[EXTRAIT DU DOCUMENT]:
# # # #
Des études ont ainsi montré que le fait d’exercer un travail posté perturbait les fonctions cognitives avec des atteintes dont l’ampleur dépendait de la durée d’exposition, et qui étaient potentiellement
réversibles.

Par ailleurs, le sentiment de ne pas s’épanouir dans son travail, de ne pas être capable de remplir ses
fonctions, de consentir des efforts stériles, conduirait souvent à une baisse de la motivation, de la confiance en soi et in fine des compétences cognitives.

Seniors, travail et formation : créer des environnements capacitants


L’hypothèse d’une diminution de la productivité avec l’âge, ou tout du moins celle d’un décrochage
entre le salaire et la productivité, sont souvent invoquées pour expliquer la faible employabilité des
seniors. Les études à l’appui de ces théories reposent sur une évaluation de la productivité individuelle par les supérieurs, par des tests psychométriques, ou enfin à partir d’enquêtes de « production à la pièce ».
# # # #
[DONNÉES BRUTES]:

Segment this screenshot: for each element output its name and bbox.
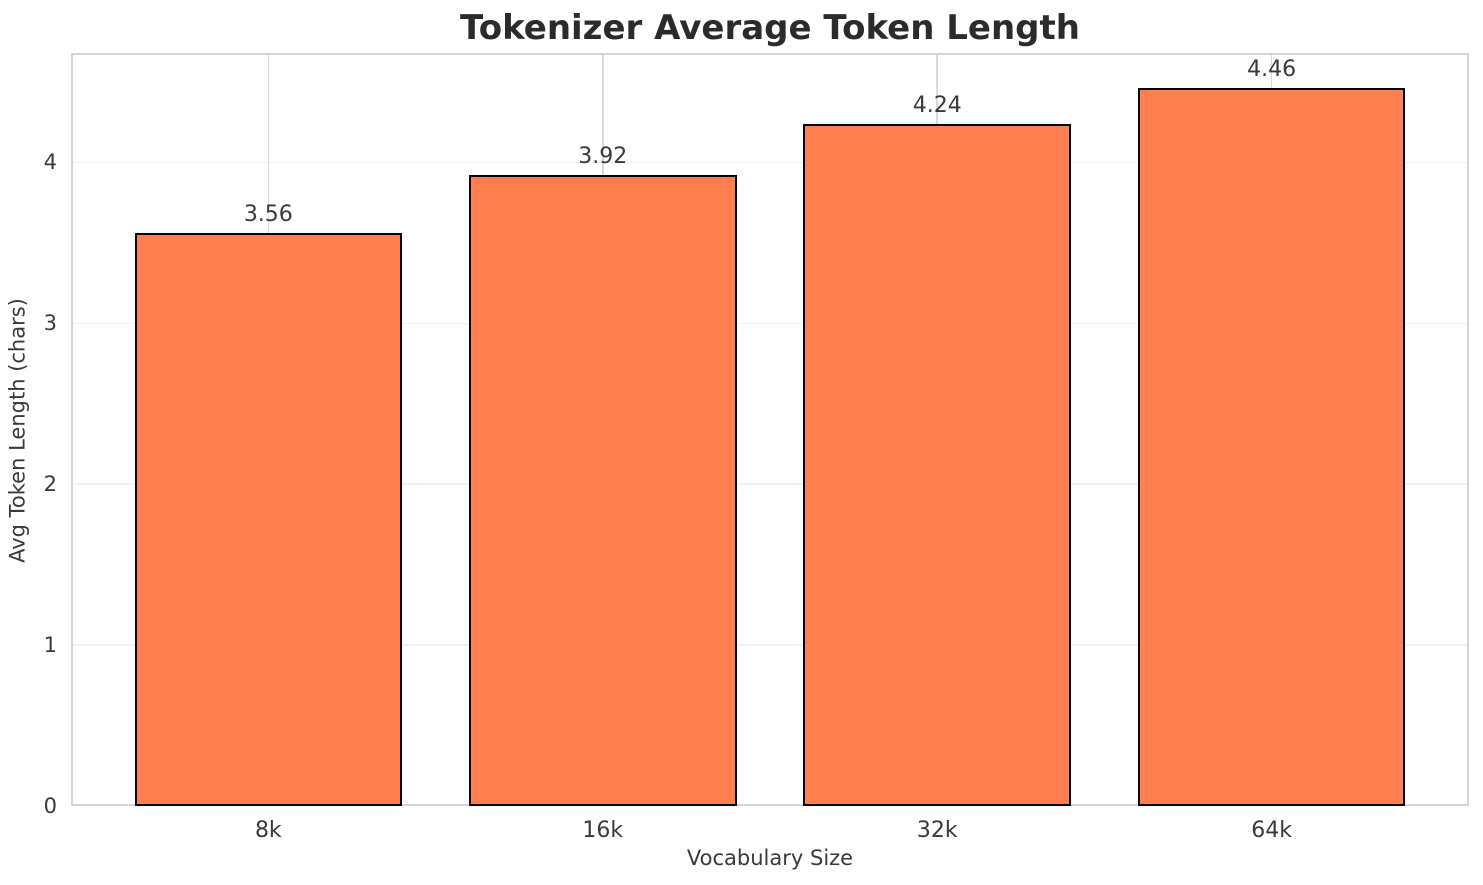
# # # #
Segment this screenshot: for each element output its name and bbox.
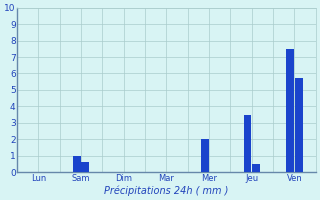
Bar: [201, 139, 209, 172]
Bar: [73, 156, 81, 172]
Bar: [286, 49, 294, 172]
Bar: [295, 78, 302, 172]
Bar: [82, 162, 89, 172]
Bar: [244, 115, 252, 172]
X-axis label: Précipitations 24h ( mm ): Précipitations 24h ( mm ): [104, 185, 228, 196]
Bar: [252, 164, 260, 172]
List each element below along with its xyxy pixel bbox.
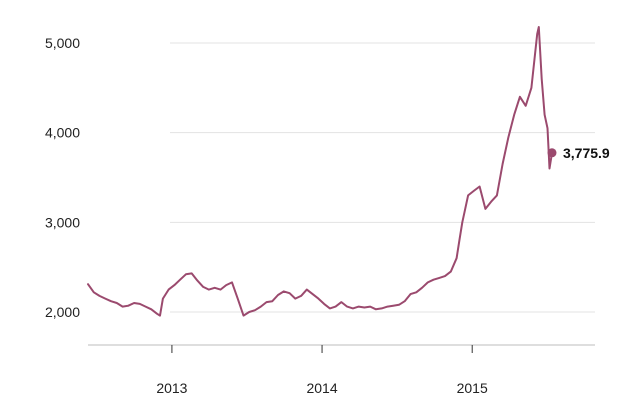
# # # #
[SÉRIE D'EXERCICES]:
• 1. En une à trois phrases, indiquez quelles hypothèses l'extrait sur le travail des seniors dit souvent invoquées pour expliquer la faible employabilité de ces derniers.
• 2. Recopiez à l'identique, dans l'extrait sur le travail des seniors, le passage compris entre « Des études ont » et « des compétences cognitives. », ces deux bornes incluses.

[RÉPONSES RÉDIGÉES]:
• 1. On invoque souvent l'hypothèse d'une diminution de la productivité avec l'âge. On invoque aussi, à défaut, celle d'un décrochage entre le salaire et la productivité.

• 2.
Des études ont ainsi montré que le fait d’exercer un travail posté perturbait les fonctions cognitives avec des atteintes dont l’ampleur dépendait de la durée d’exposition, et qui étaient potentiellement
réversibles.

Par ailleurs, le sentiment de ne pas s’épanouir dans son travail, de ne pas être capable de remplir ses
fonctions, de consentir des efforts stériles, conduirait souvent à une baisse de la motivation, de la confiance en soi et in fine des compétences cognitives.